[Dataset items]
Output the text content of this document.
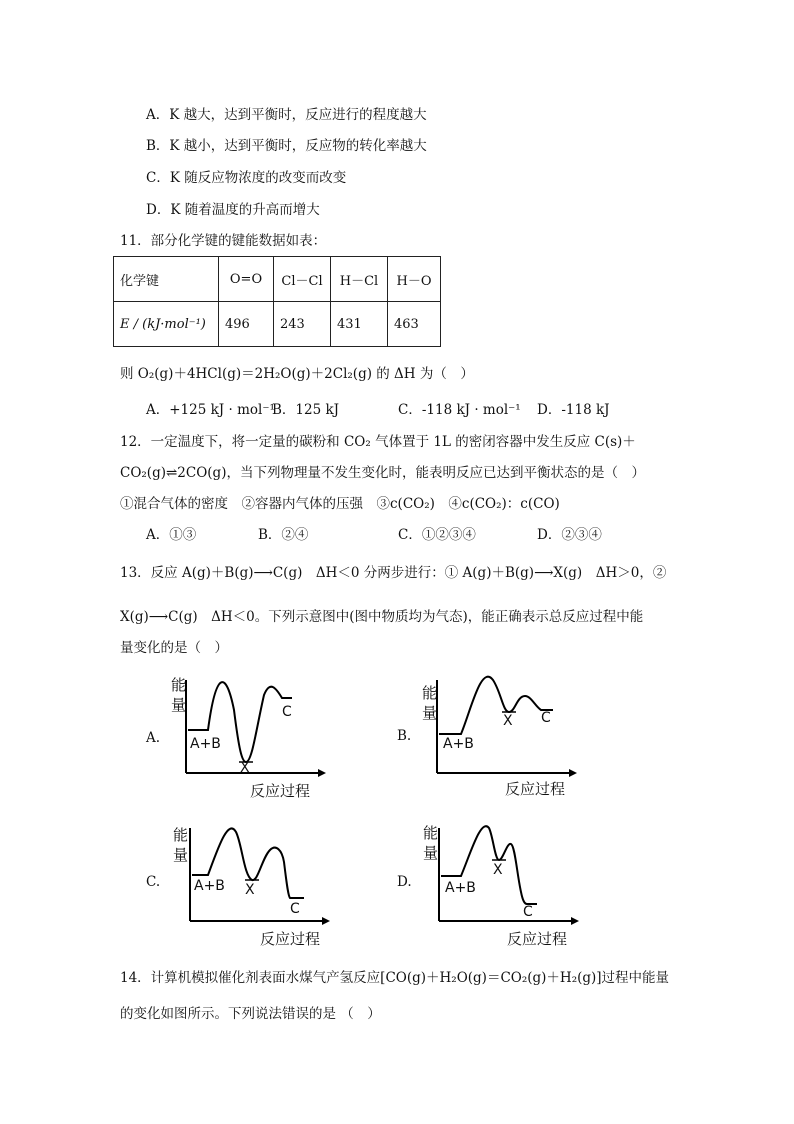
A．K 越大，达到平衡时，反应进行的程度越大
B．K 越小，达到平衡时，反应物的转化率越大
C．K 随反应物浓度的改变而改变
D．K 随着温度的升高而增大
11．部分化学键的键能数据如表：
化学键	O=O	Cl－Cl	H－Cl	H－O
E / (kJ·mol⁻¹)	496	243	431	463
则 O₂(g)＋4HCl(g)＝2H₂O(g)＋2Cl₂(g) 的 ΔH 为（　）
A．+125 kJ · mol⁻¹
B．125 kJ	C．-118 kJ · mol⁻¹ D．-118 kJ
12．一定温度下，将一定量的碳粉和 CO₂ 气体置于 1L 的密闭容器中发生反应 C(s)＋
CO₂(g)⇌2CO(g)，当下列物理量不发生变化时，能表明反应已达到平衡状态的是（　）
①混合气体的密度　②容器内气体的压强　③c(CO₂)　④c(CO₂)：c(CO)
A．①③	B．②④	C．①②③④	D．②③④
13．反应 A(g)＋B(g)⟶C(g)　ΔH＜0 分两步进行：① A(g)＋B(g)⟶X(g)　ΔH＞0，②
X(g)⟶C(g)　ΔH＜0。下列示意图中(图中物质均为气态)，能正确表示总反应过程中能
量变化的是（　）
A.
能
量
A+B
X
C
反应过程
B.
能
量
A+B
X C
反应过程
C.
能
量
A+B X
C
反应过程
D.
能
量
A+B
X
C
反应过程
14．计算机模拟催化剂表面水煤气产氢反应[CO(g)＋H₂O(g)＝CO₂(g)＋H₂(g)]过程中能量
的变化如图所示。下列说法错误的是 （　）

### WHAT IS EXPECTED
Copy all lines from the entries that contain the word "达到平衡时".

### REPLY
A．K 越大，达到平衡时，反应进行的程度越大
B．K 越小，达到平衡时，反应物的转化率越大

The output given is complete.